Task: Write out the footballer profile from "International career" to "the 71st minute.", switching "SPAL" to "Pisa".

Passage shown:
_ _ _ _

Gianluigi Sueva

Personal information
- Date of birth: 1 January 2001 (age 25)
- Place of birth: Cetraro, Italy
- Height: 1.74 m (5 ft 9 in)
- Position: Winger

Team information
- Current team: ASD Sambiase 2023
- Number: 7

Youth career
- 0000–2020: Cosenza

Senior career*
- Years: Team / Apps / (Gls)
- 2017–2023: Cosenza / 20 / (0)
- 2022: → Potenza (loan) / 2 / (0)
- 2022–2023: → Olbia (loan) / 19 / (0)
- 2023–2024: Lucchese / 7 / (0)
- 2024: Chieti / 12 / (0)
- 2024–2025: Acireale / 32 / (7)
- 2025–: ASD Sambiase 2023 / 28 / (7)

International career
- 2021–2022: Dominican Republic / 4 / (0)

= Gianluigi Sueva =

Dominican Republic footballer (b. 2001)

Gianluigi Sueva (born 1 January 2001) is a professional footballer who plays as a winger for Serie D club ASD Sambiase 2023. Born in Italy, he represented for the Dominican Republic national team.

==Club career==
He was raised in Cosenza youth teams and began receiving call-ups to the senior squad in 2017.

He made his Serie B debut for Cosenza on 3 October 2020 in a game against SPAL. He substituted Angelo Corsi in the 71st minute.

On 27 January 2022, he was loaned to Potenza. On 1 August 2022, Sueva moved on loan to Olbia.

On 23 August 2023, Sueva moved to Lucchese on a permanent basis.

_ _ _ _

(Document understanding data)
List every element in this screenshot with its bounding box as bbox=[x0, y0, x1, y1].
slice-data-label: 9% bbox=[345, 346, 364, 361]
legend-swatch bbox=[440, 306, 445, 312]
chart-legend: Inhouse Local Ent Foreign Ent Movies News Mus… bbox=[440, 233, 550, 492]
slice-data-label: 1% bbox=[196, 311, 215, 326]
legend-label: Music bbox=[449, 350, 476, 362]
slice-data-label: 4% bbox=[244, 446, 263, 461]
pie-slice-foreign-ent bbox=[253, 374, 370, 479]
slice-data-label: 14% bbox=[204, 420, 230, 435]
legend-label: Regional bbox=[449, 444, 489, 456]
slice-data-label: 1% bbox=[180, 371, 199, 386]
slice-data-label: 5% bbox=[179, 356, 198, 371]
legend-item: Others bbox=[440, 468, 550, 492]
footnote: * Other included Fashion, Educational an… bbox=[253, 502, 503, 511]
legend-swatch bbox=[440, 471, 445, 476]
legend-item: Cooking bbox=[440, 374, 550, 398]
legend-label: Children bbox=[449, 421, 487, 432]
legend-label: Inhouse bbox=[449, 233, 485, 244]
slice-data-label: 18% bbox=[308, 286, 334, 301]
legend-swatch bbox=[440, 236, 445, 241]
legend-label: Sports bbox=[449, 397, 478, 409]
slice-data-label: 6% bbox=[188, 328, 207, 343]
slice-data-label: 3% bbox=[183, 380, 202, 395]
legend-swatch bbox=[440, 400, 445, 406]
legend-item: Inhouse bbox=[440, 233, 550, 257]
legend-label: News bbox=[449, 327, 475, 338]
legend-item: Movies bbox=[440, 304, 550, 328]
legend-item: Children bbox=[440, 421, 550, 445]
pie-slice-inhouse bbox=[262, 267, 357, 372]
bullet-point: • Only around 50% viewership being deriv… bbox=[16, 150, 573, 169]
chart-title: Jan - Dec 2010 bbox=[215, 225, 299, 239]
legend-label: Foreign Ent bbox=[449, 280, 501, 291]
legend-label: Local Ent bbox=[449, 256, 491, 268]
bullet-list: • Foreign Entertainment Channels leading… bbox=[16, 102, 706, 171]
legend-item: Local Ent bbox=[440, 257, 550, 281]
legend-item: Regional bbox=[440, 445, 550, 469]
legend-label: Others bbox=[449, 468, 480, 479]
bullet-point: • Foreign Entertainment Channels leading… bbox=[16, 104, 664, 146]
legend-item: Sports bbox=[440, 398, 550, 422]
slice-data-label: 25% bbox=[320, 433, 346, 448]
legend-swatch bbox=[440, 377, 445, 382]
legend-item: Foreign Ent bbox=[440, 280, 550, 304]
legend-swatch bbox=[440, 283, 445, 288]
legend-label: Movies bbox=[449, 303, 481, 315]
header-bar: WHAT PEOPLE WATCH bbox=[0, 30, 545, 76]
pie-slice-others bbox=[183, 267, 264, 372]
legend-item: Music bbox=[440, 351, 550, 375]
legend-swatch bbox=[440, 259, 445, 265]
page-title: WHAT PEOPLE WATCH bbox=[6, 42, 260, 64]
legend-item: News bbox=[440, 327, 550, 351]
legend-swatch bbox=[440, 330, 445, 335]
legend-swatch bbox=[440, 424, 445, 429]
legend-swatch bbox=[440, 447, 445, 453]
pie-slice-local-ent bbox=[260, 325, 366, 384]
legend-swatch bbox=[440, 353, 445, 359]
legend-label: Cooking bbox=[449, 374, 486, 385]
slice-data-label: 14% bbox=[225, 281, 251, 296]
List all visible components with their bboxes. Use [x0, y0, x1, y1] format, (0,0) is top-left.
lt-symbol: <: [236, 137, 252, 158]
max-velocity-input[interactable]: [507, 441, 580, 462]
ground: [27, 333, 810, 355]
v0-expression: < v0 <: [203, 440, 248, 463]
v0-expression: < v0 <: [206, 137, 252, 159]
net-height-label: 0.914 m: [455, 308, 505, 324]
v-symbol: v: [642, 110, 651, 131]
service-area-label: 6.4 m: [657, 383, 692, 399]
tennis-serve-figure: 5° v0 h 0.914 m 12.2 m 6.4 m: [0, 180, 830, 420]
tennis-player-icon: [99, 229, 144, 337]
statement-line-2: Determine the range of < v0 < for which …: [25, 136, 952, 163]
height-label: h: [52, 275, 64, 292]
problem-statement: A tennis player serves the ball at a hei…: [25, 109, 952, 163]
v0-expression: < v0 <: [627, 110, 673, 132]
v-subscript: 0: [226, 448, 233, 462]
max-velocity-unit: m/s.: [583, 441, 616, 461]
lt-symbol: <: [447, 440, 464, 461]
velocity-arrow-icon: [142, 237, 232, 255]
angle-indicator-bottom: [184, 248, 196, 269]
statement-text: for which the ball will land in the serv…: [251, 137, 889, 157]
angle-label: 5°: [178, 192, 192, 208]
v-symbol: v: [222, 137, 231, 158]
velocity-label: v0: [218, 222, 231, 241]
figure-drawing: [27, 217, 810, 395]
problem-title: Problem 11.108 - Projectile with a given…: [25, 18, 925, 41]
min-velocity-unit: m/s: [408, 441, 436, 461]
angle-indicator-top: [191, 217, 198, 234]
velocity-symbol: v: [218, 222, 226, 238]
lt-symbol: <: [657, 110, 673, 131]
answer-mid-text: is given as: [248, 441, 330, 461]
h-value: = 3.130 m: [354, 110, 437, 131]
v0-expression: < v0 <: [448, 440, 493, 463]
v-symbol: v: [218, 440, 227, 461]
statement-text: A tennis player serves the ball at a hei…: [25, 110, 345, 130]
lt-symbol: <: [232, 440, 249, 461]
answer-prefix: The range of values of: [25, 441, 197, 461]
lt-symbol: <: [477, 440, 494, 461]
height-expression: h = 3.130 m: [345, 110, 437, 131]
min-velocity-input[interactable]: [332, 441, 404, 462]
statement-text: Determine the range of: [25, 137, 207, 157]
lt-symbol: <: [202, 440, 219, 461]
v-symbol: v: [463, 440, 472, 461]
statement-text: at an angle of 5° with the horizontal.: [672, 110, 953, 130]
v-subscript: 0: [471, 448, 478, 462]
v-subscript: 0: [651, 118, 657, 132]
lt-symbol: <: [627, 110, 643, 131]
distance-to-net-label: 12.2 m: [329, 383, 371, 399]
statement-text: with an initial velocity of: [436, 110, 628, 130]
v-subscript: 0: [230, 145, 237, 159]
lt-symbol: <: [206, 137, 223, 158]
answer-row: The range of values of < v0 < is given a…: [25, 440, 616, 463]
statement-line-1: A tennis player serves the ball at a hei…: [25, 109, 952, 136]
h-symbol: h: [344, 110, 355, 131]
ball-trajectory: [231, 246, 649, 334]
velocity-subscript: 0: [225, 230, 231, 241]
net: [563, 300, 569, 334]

_ _ _ _

The answer:
International career
- 2021–2022: Dominican Republic / 4 / (0)

= Gianluigi Sueva =

Dominican Republic footballer (b. 2001)

Gianluigi Sueva (born 1 January 2001) is a professional footballer who plays as a winger for Serie D club ASD Sambiase 2023. Born in Italy, he represented for the Dominican Republic national team.

==Club career==
He was raised in Cosenza youth teams and began receiving call-ups to the senior squad in 2017.

He made his Serie B debut for Cosenza on 3 October 2020 in a game against Pisa. He substituted Angelo Corsi in the 71st minute.